» Stored data:
◆ ◆ ◆ ◆ ◆ ◆ ◆

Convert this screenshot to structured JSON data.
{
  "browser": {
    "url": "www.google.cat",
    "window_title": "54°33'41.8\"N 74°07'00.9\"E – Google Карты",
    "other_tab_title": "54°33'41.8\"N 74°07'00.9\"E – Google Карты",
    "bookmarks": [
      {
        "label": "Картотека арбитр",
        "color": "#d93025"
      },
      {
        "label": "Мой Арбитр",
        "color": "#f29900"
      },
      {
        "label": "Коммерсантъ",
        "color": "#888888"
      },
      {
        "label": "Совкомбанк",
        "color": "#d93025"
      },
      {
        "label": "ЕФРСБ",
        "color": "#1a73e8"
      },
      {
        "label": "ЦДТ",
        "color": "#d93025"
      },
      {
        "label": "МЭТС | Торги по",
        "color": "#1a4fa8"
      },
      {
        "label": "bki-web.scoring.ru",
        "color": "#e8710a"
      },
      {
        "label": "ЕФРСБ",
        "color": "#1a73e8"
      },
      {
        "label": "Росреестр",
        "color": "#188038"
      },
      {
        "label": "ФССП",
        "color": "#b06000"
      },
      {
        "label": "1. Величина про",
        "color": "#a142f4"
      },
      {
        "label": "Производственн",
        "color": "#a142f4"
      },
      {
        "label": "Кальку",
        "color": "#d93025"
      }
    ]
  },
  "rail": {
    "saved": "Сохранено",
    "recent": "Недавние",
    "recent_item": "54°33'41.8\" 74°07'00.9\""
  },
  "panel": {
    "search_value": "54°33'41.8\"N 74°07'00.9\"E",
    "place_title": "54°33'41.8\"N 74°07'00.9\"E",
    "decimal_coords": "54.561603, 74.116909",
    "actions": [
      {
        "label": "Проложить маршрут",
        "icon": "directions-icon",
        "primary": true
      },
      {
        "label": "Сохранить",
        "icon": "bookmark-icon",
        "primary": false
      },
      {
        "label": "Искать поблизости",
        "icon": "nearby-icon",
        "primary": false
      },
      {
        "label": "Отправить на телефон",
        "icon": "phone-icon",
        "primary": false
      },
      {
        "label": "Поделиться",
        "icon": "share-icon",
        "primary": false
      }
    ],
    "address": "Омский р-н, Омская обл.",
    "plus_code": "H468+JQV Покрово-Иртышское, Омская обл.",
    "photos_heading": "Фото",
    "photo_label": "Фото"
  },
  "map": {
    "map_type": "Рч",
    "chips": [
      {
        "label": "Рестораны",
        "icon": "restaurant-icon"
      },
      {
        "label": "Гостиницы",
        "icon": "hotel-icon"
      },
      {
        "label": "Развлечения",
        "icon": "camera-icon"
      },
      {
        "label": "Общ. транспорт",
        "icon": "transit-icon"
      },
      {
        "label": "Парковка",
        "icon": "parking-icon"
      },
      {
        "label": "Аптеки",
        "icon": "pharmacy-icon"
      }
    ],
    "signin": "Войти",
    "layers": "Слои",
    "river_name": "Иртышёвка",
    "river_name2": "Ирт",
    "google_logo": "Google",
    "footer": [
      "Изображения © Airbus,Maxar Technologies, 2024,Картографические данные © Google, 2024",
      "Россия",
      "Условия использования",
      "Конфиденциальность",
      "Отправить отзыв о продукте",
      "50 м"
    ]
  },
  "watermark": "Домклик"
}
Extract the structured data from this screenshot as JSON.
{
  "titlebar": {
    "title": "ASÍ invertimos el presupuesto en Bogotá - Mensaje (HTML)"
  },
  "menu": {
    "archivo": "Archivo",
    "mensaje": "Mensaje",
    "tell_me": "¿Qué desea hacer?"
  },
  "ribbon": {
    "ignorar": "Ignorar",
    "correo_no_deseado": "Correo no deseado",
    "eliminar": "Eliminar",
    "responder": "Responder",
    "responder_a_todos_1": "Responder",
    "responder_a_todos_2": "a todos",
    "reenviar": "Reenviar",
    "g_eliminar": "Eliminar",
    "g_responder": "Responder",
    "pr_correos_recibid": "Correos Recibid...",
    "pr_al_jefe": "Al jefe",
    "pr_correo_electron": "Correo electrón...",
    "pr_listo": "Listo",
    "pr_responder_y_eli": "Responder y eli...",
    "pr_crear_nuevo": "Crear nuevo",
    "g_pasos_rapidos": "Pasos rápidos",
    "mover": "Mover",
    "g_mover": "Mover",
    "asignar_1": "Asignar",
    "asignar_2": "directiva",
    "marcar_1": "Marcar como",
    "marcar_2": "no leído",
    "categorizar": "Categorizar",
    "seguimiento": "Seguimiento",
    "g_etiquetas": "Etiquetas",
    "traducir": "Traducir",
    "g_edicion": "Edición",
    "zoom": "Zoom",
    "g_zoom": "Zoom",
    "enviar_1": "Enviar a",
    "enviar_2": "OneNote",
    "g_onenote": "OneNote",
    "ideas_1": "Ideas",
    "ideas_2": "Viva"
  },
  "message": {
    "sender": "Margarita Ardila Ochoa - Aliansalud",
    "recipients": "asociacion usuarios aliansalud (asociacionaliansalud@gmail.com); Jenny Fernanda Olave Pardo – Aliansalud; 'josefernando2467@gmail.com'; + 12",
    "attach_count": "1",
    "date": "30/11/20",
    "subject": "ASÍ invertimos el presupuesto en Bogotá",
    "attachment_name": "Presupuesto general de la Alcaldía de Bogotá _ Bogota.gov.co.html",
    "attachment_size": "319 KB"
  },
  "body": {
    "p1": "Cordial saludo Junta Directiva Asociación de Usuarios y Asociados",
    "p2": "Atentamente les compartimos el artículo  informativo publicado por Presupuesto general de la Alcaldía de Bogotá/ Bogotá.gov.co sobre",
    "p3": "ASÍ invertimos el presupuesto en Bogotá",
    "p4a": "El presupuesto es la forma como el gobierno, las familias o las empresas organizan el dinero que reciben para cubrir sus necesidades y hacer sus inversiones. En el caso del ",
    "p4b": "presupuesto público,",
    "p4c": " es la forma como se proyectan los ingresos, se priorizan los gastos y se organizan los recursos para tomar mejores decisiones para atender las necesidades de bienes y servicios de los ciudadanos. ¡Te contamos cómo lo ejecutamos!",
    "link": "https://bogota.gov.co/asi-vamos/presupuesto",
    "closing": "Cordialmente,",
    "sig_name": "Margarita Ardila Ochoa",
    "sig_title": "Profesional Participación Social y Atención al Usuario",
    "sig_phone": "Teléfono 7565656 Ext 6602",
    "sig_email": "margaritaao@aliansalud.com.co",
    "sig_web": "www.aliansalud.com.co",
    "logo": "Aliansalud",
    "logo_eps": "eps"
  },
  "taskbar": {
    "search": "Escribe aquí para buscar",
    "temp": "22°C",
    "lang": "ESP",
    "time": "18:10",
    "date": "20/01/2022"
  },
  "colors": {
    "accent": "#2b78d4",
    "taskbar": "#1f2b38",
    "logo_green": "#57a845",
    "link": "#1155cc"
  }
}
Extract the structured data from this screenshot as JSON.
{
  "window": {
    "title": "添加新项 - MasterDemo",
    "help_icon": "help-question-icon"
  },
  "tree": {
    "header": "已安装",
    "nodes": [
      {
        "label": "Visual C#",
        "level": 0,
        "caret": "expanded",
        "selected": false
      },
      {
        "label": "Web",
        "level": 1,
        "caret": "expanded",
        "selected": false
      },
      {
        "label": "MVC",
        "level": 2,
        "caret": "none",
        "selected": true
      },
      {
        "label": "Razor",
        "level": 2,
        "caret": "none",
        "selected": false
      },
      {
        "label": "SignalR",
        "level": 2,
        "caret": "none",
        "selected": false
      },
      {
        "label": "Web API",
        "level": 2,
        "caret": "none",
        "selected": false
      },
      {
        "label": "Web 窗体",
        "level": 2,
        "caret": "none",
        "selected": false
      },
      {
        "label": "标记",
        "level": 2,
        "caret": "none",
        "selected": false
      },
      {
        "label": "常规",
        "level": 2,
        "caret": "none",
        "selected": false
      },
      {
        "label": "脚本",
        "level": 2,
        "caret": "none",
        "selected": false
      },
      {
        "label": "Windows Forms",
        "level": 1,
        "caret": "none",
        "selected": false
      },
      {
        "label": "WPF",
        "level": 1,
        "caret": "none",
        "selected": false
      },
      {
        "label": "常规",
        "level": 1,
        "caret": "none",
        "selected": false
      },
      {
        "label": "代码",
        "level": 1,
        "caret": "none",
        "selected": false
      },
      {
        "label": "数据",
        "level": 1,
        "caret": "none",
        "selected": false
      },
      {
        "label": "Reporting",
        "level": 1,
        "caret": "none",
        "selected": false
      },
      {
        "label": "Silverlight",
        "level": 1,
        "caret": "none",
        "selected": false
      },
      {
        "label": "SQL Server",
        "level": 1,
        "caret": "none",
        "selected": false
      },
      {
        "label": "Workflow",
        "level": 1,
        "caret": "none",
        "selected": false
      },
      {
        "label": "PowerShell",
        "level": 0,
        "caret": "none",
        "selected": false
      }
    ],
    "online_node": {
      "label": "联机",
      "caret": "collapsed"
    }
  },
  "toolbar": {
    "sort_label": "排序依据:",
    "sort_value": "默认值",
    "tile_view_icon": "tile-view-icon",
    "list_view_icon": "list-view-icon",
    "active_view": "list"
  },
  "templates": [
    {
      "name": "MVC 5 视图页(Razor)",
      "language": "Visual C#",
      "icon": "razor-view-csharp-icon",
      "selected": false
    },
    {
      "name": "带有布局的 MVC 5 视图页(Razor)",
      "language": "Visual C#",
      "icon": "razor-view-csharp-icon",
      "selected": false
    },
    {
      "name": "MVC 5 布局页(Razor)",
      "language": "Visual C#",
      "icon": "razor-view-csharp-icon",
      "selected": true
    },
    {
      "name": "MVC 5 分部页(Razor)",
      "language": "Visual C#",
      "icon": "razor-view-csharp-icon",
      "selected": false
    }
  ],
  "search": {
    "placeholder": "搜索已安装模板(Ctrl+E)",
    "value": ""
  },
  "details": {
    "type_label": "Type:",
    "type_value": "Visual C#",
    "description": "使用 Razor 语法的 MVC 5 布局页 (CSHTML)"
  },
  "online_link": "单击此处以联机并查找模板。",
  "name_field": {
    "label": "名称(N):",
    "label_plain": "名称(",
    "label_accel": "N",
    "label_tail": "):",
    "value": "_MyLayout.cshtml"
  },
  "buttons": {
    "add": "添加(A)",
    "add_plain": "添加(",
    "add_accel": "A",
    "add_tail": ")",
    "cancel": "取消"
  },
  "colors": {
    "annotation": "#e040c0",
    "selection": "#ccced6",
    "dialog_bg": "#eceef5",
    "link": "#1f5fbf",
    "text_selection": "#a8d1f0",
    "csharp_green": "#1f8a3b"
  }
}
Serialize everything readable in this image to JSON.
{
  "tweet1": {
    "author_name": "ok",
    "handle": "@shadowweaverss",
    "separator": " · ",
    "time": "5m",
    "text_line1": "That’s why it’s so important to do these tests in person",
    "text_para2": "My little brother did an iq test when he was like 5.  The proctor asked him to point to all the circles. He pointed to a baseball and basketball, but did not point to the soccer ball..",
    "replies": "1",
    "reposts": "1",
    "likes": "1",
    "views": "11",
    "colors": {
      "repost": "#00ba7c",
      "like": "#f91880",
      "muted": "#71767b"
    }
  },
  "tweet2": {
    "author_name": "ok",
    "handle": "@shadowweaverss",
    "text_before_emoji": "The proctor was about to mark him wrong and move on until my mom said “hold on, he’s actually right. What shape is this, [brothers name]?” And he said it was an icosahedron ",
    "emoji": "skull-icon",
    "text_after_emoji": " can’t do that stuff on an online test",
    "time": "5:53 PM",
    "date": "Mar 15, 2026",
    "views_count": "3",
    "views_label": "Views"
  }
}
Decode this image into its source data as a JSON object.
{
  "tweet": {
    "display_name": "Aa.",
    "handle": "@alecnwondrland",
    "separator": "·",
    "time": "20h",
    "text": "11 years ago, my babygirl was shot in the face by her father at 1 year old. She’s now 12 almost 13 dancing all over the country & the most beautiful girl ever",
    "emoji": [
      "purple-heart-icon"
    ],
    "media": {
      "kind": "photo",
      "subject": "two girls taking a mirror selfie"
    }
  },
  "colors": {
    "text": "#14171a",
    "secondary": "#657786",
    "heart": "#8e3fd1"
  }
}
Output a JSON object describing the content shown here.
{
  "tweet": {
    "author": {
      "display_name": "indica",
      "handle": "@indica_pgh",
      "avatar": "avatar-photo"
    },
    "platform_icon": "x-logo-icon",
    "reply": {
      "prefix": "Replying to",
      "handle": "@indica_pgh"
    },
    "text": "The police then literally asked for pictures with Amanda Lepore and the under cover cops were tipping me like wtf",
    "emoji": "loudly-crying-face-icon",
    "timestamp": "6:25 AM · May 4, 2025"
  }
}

◆ ◆ ◆ ◆ ◆ ◆ ◆

» TASK DESCRIPTION: Return the lines beginning at the one that contains "Decode this image" and continuing through the last line of the data, exactly as they stand and without any others.

» THE OUTPUT:
Decode this image into its source data as a JSON object.
{
  "tweet": {
    "display_name": "Aa.",
    "handle": "@alecnwondrland",
    "separator": "·",
    "time": "20h",
    "text": "11 years ago, my babygirl was shot in the face by her father at 1 year old. She’s now 12 almost 13 dancing all over the country & the most beautiful girl ever",
    "emoji": [
      "purple-heart-icon"
    ],
    "media": {
      "kind": "photo",
      "subject": "two girls taking a mirror selfie"
    }
  },
  "colors": {
    "text": "#14171a",
    "secondary": "#657786",
    "heart": "#8e3fd1"
  }
}
Output a JSON object describing the content shown here.
{
  "tweet": {
    "author": {
      "display_name": "indica",
      "handle": "@indica_pgh",
      "avatar": "avatar-photo"
    },
    "platform_icon": "x-logo-icon",
    "reply": {
      "prefix": "Replying to",
      "handle": "@indica_pgh"
    },
    "text": "The police then literally asked for pictures with Amanda Lepore and the under cover cops were tipping me like wtf",
    "emoji": "loudly-crying-face-icon",
    "timestamp": "6:25 AM · May 4, 2025"
  }
}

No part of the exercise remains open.